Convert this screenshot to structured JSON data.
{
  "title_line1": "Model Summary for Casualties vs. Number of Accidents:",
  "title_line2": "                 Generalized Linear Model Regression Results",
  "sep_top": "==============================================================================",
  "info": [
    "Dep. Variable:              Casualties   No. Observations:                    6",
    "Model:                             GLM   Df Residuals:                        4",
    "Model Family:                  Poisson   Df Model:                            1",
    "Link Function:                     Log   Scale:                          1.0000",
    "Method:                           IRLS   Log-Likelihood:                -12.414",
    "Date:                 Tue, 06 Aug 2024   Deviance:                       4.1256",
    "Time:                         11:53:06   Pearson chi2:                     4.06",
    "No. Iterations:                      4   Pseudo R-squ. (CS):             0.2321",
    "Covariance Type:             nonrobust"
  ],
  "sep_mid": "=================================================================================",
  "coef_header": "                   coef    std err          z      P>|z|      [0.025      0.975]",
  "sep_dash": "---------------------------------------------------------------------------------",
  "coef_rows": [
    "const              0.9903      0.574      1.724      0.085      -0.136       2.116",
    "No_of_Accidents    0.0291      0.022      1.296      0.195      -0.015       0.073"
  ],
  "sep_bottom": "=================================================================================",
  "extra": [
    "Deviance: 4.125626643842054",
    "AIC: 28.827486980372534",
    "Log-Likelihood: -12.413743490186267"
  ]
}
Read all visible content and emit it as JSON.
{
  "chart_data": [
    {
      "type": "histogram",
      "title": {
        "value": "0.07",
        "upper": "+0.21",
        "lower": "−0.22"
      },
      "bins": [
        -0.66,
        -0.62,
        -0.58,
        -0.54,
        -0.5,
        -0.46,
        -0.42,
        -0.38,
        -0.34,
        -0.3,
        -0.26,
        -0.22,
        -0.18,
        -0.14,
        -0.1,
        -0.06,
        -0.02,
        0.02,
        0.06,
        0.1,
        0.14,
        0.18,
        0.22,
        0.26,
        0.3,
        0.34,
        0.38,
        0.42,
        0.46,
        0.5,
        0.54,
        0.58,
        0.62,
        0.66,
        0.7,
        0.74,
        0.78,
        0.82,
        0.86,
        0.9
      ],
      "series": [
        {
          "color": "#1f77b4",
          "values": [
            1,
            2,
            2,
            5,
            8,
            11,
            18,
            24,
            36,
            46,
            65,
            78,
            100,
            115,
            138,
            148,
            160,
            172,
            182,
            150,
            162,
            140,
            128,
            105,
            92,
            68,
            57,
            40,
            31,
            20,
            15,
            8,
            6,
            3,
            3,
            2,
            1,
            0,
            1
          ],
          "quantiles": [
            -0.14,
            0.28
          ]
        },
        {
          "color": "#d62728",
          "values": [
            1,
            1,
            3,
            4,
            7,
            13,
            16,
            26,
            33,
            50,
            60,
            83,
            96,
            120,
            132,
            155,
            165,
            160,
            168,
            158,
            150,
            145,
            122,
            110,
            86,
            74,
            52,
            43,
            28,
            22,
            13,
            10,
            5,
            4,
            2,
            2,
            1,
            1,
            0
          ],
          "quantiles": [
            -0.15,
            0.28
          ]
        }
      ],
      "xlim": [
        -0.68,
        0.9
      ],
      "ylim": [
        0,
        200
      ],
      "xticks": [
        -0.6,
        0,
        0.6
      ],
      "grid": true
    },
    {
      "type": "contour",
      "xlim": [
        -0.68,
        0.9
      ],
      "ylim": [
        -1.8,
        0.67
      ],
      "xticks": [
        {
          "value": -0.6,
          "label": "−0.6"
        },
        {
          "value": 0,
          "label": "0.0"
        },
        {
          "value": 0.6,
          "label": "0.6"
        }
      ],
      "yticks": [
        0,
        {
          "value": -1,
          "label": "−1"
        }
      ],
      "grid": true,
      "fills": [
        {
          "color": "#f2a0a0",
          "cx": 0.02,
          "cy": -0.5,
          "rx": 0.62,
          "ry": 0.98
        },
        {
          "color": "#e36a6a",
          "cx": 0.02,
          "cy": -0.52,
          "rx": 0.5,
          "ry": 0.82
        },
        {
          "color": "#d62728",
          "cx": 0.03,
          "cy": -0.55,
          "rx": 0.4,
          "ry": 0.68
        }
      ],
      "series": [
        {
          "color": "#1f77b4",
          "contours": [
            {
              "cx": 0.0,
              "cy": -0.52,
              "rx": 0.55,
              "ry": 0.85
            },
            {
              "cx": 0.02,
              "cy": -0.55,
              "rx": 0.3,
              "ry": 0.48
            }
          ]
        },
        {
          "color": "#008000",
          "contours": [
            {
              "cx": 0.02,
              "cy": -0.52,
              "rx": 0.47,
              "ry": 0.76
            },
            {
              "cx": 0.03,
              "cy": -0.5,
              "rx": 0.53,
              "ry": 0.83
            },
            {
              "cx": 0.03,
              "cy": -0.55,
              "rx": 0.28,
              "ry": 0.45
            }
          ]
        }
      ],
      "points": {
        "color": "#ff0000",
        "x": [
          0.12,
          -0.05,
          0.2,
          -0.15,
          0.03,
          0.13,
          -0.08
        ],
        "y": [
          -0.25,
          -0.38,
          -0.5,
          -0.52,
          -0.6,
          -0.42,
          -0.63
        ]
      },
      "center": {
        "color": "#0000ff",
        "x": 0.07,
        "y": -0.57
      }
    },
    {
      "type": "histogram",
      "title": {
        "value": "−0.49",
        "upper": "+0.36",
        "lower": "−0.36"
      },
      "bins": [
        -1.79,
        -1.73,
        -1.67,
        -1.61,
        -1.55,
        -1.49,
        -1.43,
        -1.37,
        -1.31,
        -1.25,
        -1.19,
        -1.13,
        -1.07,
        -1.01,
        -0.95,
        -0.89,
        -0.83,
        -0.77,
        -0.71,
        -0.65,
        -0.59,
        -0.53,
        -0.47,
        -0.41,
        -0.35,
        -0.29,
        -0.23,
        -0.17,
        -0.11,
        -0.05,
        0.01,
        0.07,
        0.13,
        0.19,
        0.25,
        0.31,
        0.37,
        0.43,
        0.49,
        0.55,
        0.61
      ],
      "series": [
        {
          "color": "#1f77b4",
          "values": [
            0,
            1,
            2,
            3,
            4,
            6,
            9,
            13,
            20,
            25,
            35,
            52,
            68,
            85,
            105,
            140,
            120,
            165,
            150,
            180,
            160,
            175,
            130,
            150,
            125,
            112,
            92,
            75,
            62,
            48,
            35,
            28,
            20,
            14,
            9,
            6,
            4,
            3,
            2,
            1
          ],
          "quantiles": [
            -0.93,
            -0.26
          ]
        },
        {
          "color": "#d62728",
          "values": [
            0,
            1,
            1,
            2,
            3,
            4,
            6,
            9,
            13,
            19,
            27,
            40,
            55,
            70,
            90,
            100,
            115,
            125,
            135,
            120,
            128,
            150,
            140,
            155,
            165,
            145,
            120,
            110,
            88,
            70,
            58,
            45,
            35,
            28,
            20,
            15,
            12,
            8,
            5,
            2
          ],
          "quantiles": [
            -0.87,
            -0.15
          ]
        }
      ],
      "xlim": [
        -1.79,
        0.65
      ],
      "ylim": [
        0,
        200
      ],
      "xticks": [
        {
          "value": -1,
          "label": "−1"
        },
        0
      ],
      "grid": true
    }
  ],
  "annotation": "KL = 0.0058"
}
- - - - -
◆ **What to produce**: Set down every line of the listing above again, exactly as given.

◆ **Response**:
Convert this screenshot to structured JSON data.
{
  "title_line1": "Model Summary for Casualties vs. Number of Accidents:",
  "title_line2": "                 Generalized Linear Model Regression Results",
  "sep_top": "==============================================================================",
  "info": [
    "Dep. Variable:              Casualties   No. Observations:                    6",
    "Model:                             GLM   Df Residuals:                        4",
    "Model Family:                  Poisson   Df Model:                            1",
    "Link Function:                     Log   Scale:                          1.0000",
    "Method:                           IRLS   Log-Likelihood:                -12.414",
    "Date:                 Tue, 06 Aug 2024   Deviance:                       4.1256",
    "Time:                         11:53:06   Pearson chi2:                     4.06",
    "No. Iterations:                      4   Pseudo R-squ. (CS):             0.2321",
    "Covariance Type:             nonrobust"
  ],
  "sep_mid": "=================================================================================",
  "coef_header": "                   coef    std err          z      P>|z|      [0.025      0.975]",
  "sep_dash": "---------------------------------------------------------------------------------",
  "coef_rows": [
    "const              0.9903      0.574      1.724      0.085      -0.136       2.116",
    "No_of_Accidents    0.0291      0.022      1.296      0.195      -0.015       0.073"
  ],
  "sep_bottom": "=================================================================================",
  "extra": [
    "Deviance: 4.125626643842054",
    "AIC: 28.827486980372534",
    "Log-Likelihood: -12.413743490186267"
  ]
}
Read all visible content and emit it as JSON.
{
  "chart_data": [
    {
      "type": "histogram",
      "title": {
        "value": "0.07",
        "upper": "+0.21",
        "lower": "−0.22"
      },
      "bins": [
        -0.66,
        -0.62,
        -0.58,
        -0.54,
        -0.5,
        -0.46,
        -0.42,
        -0.38,
        -0.34,
        -0.3,
        -0.26,
        -0.22,
        -0.18,
        -0.14,
        -0.1,
        -0.06,
        -0.02,
        0.02,
        0.06,
        0.1,
        0.14,
        0.18,
        0.22,
        0.26,
        0.3,
        0.34,
        0.38,
        0.42,
        0.46,
        0.5,
        0.54,
        0.58,
        0.62,
        0.66,
        0.7,
        0.74,
        0.78,
        0.82,
        0.86,
        0.9
      ],
      "series": [
        {
          "color": "#1f77b4",
          "values": [
            1,
            2,
            2,
            5,
            8,
            11,
            18,
            24,
            36,
            46,
            65,
            78,
            100,
            115,
            138,
            148,
            160,
            172,
            182,
            150,
            162,
            140,
            128,
            105,
            92,
            68,
            57,
            40,
            31,
            20,
            15,
            8,
            6,
            3,
            3,
            2,
            1,
            0,
            1
          ],
          "quantiles": [
            -0.14,
            0.28
          ]
        },
        {
          "color": "#d62728",
          "values": [
            1,
            1,
            3,
            4,
            7,
            13,
            16,
            26,
            33,
            50,
            60,
            83,
            96,
            120,
            132,
            155,
            165,
            160,
            168,
            158,
            150,
            145,
            122,
            110,
            86,
            74,
            52,
            43,
            28,
            22,
            13,
            10,
            5,
            4,
            2,
            2,
            1,
            1,
            0
          ],
          "quantiles": [
            -0.15,
            0.28
          ]
        }
      ],
      "xlim": [
        -0.68,
        0.9
      ],
      "ylim": [
        0,
        200
      ],
      "xticks": [
        -0.6,
        0,
        0.6
      ],
      "grid": true
    },
    {
      "type": "contour",
      "xlim": [
        -0.68,
        0.9
      ],
      "ylim": [
        -1.8,
        0.67
      ],
      "xticks": [
        {
          "value": -0.6,
          "label": "−0.6"
        },
        {
          "value": 0,
          "label": "0.0"
        },
        {
          "value": 0.6,
          "label": "0.6"
        }
      ],
      "yticks": [
        0,
        {
          "value": -1,
          "label": "−1"
        }
      ],
      "grid": true,
      "fills": [
        {
          "color": "#f2a0a0",
          "cx": 0.02,
          "cy": -0.5,
          "rx": 0.62,
          "ry": 0.98
        },
        {
          "color": "#e36a6a",
          "cx": 0.02,
          "cy": -0.52,
          "rx": 0.5,
          "ry": 0.82
        },
        {
          "color": "#d62728",
          "cx": 0.03,
          "cy": -0.55,
          "rx": 0.4,
          "ry": 0.68
        }
      ],
      "series": [
        {
          "color": "#1f77b4",
          "contours": [
            {
              "cx": 0.0,
              "cy": -0.52,
              "rx": 0.55,
              "ry": 0.85
            },
            {
              "cx": 0.02,
              "cy": -0.55,
              "rx": 0.3,
              "ry": 0.48
            }
          ]
        },
        {
          "color": "#008000",
          "contours": [
            {
              "cx": 0.02,
              "cy": -0.52,
              "rx": 0.47,
              "ry": 0.76
            },
            {
              "cx": 0.03,
              "cy": -0.5,
              "rx": 0.53,
              "ry": 0.83
            },
            {
              "cx": 0.03,
              "cy": -0.55,
              "rx": 0.28,
              "ry": 0.45
            }
          ]
        }
      ],
      "points": {
        "color": "#ff0000",
        "x": [
          0.12,
          -0.05,
          0.2,
          -0.15,
          0.03,
          0.13,
          -0.08
        ],
        "y": [
          -0.25,
          -0.38,
          -0.5,
          -0.52,
          -0.6,
          -0.42,
          -0.63
        ]
      },
      "center": {
        "color": "#0000ff",
        "x": 0.07,
        "y": -0.57
      }
    },
    {
      "type": "histogram",
      "title": {
        "value": "−0.49",
        "upper": "+0.36",
        "lower": "−0.36"
      },
      "bins": [
        -1.79,
        -1.73,
        -1.67,
        -1.61,
        -1.55,
        -1.49,
        -1.43,
        -1.37,
        -1.31,
        -1.25,
        -1.19,
        -1.13,
        -1.07,
        -1.01,
        -0.95,
        -0.89,
        -0.83,
        -0.77,
        -0.71,
        -0.65,
        -0.59,
        -0.53,
        -0.47,
        -0.41,
        -0.35,
        -0.29,
        -0.23,
        -0.17,
        -0.11,
        -0.05,
        0.01,
        0.07,
        0.13,
        0.19,
        0.25,
        0.31,
        0.37,
        0.43,
        0.49,
        0.55,
        0.61
      ],
      "series": [
        {
          "color": "#1f77b4",
          "values": [
            0,
            1,
            2,
            3,
            4,
            6,
            9,
            13,
            20,
            25,
            35,
            52,
            68,
            85,
            105,
            140,
            120,
            165,
            150,
            180,
            160,
            175,
            130,
            150,
            125,
            112,
            92,
            75,
            62,
            48,
            35,
            28,
            20,
            14,
            9,
            6,
            4,
            3,
            2,
            1
          ],
          "quantiles": [
            -0.93,
            -0.26
          ]
        },
        {
          "color": "#d62728",
          "values": [
            0,
            1,
            1,
            2,
            3,
            4,
            6,
            9,
            13,
            19,
            27,
            40,
            55,
            70,
            90,
            100,
            115,
            125,
            135,
            120,
            128,
            150,
            140,
            155,
            165,
            145,
            120,
            110,
            88,
            70,
            58,
            45,
            35,
            28,
            20,
            15,
            12,
            8,
            5,
            2
          ],
          "quantiles": [
            -0.87,
            -0.15
          ]
        }
      ],
      "xlim": [
        -1.79,
        0.65
      ],
      "ylim": [
        0,
        200
      ],
      "xticks": [
        {
          "value": -1,
          "label": "−1"
        },
        0
      ],
      "grid": true
    }
  ],
  "annotation": "KL = 0.0058"
}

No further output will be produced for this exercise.